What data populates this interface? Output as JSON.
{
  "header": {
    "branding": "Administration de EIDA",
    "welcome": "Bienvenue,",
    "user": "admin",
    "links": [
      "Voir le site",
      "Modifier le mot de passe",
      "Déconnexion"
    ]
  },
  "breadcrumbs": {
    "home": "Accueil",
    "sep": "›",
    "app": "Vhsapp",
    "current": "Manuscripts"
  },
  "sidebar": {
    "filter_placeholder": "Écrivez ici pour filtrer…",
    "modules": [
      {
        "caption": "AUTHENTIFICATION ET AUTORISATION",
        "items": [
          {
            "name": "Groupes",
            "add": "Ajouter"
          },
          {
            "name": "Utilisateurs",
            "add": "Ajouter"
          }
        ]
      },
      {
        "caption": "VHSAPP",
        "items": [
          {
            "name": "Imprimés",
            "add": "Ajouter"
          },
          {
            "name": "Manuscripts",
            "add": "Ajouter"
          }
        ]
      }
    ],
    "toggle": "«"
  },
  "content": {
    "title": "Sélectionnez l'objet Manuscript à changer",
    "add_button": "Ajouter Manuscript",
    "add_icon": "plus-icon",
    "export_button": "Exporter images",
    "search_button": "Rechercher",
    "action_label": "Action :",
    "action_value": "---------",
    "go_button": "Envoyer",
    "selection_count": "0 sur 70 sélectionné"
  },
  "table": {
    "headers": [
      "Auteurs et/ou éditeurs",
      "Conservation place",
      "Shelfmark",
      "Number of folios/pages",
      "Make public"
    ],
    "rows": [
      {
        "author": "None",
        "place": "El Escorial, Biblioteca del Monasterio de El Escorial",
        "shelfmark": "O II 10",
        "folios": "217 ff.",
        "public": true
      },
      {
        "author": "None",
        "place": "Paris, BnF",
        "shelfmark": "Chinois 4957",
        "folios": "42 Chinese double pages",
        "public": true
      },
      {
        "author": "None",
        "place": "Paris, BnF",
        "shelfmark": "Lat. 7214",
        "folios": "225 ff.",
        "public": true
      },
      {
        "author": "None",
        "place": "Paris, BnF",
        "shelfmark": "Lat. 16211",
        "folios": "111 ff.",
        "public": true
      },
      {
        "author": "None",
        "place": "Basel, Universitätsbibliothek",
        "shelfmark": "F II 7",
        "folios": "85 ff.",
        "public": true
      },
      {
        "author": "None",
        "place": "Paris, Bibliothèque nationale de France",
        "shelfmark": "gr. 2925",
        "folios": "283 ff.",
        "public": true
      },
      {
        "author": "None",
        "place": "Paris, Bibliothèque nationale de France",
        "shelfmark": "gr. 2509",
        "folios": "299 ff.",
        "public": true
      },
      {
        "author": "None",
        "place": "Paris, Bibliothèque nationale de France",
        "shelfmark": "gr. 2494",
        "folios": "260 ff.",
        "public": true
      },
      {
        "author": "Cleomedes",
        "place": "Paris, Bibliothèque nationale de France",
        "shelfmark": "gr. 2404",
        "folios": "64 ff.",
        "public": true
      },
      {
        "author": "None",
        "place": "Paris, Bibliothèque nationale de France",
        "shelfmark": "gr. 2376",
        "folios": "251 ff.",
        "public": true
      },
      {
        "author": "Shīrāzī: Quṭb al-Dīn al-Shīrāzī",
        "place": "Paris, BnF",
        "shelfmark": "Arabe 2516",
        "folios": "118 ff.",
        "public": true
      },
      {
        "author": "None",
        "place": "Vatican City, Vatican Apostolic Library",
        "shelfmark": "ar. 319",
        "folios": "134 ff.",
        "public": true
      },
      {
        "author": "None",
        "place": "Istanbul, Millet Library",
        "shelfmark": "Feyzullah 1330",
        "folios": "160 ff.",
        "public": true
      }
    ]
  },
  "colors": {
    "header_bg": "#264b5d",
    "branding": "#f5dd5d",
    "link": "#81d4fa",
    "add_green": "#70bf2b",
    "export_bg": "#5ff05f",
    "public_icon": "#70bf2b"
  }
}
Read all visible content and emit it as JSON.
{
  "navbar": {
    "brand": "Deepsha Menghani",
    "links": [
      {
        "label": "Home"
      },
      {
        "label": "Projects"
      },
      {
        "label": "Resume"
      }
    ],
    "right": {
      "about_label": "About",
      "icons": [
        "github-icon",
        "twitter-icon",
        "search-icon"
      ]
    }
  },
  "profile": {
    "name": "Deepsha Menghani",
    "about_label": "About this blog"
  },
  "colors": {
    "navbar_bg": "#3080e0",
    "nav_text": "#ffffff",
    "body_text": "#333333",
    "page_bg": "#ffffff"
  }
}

────────────────────

> [Work to do]:
Write an exact transcription of every entry above.

> [Response]:
What data populates this interface? Output as JSON.
{
  "header": {
    "branding": "Administration de EIDA",
    "welcome": "Bienvenue,",
    "user": "admin",
    "links": [
      "Voir le site",
      "Modifier le mot de passe",
      "Déconnexion"
    ]
  },
  "breadcrumbs": {
    "home": "Accueil",
    "sep": "›",
    "app": "Vhsapp",
    "current": "Manuscripts"
  },
  "sidebar": {
    "filter_placeholder": "Écrivez ici pour filtrer…",
    "modules": [
      {
        "caption": "AUTHENTIFICATION ET AUTORISATION",
        "items": [
          {
            "name": "Groupes",
            "add": "Ajouter"
          },
          {
            "name": "Utilisateurs",
            "add": "Ajouter"
          }
        ]
      },
      {
        "caption": "VHSAPP",
        "items": [
          {
            "name": "Imprimés",
            "add": "Ajouter"
          },
          {
            "name": "Manuscripts",
            "add": "Ajouter"
          }
        ]
      }
    ],
    "toggle": "«"
  },
  "content": {
    "title": "Sélectionnez l'objet Manuscript à changer",
    "add_button": "Ajouter Manuscript",
    "add_icon": "plus-icon",
    "export_button": "Exporter images",
    "search_button": "Rechercher",
    "action_label": "Action :",
    "action_value": "---------",
    "go_button": "Envoyer",
    "selection_count": "0 sur 70 sélectionné"
  },
  "table": {
    "headers": [
      "Auteurs et/ou éditeurs",
      "Conservation place",
      "Shelfmark",
      "Number of folios/pages",
      "Make public"
    ],
    "rows": [
      {
        "author": "None",
        "place": "El Escorial, Biblioteca del Monasterio de El Escorial",
        "shelfmark": "O II 10",
        "folios": "217 ff.",
        "public": true
      },
      {
        "author": "None",
        "place": "Paris, BnF",
        "shelfmark": "Chinois 4957",
        "folios": "42 Chinese double pages",
        "public": true
      },
      {
        "author": "None",
        "place": "Paris, BnF",
        "shelfmark": "Lat. 7214",
        "folios": "225 ff.",
        "public": true
      },
      {
        "author": "None",
        "place": "Paris, BnF",
        "shelfmark": "Lat. 16211",
        "folios": "111 ff.",
        "public": true
      },
      {
        "author": "None",
        "place": "Basel, Universitätsbibliothek",
        "shelfmark": "F II 7",
        "folios": "85 ff.",
        "public": true
      },
      {
        "author": "None",
        "place": "Paris, Bibliothèque nationale de France",
        "shelfmark": "gr. 2925",
        "folios": "283 ff.",
        "public": true
      },
      {
        "author": "None",
        "place": "Paris, Bibliothèque nationale de France",
        "shelfmark": "gr. 2509",
        "folios": "299 ff.",
        "public": true
      },
      {
        "author": "None",
        "place": "Paris, Bibliothèque nationale de France",
        "shelfmark": "gr. 2494",
        "folios": "260 ff.",
        "public": true
      },
      {
        "author": "Cleomedes",
        "place": "Paris, Bibliothèque nationale de France",
        "shelfmark": "gr. 2404",
        "folios": "64 ff.",
        "public": true
      },
      {
        "author": "None",
        "place": "Paris, Bibliothèque nationale de France",
        "shelfmark": "gr. 2376",
        "folios": "251 ff.",
        "public": true
      },
      {
        "author": "Shīrāzī: Quṭb al-Dīn al-Shīrāzī",
        "place": "Paris, BnF",
        "shelfmark": "Arabe 2516",
        "folios": "118 ff.",
        "public": true
      },
      {
        "author": "None",
        "place": "Vatican City, Vatican Apostolic Library",
        "shelfmark": "ar. 319",
        "folios": "134 ff.",
        "public": true
      },
      {
        "author": "None",
        "place": "Istanbul, Millet Library",
        "shelfmark": "Feyzullah 1330",
        "folios": "160 ff.",
        "public": true
      }
    ]
  },
  "colors": {
    "header_bg": "#264b5d",
    "branding": "#f5dd5d",
    "link": "#81d4fa",
    "add_green": "#70bf2b",
    "export_bg": "#5ff05f",
    "public_icon": "#70bf2b"
  }
}
Read all visible content and emit it as JSON.
{
  "navbar": {
    "brand": "Deepsha Menghani",
    "links": [
      {
        "label": "Home"
      },
      {
        "label": "Projects"
      },
      {
        "label": "Resume"
      }
    ],
    "right": {
      "about_label": "About",
      "icons": [
        "github-icon",
        "twitter-icon",
        "search-icon"
      ]
    }
  },
  "profile": {
    "name": "Deepsha Menghani",
    "about_label": "About this blog"
  },
  "colors": {
    "navbar_bg": "#3080e0",
    "nav_text": "#ffffff",
    "body_text": "#333333",
    "page_bg": "#ffffff"
  }
}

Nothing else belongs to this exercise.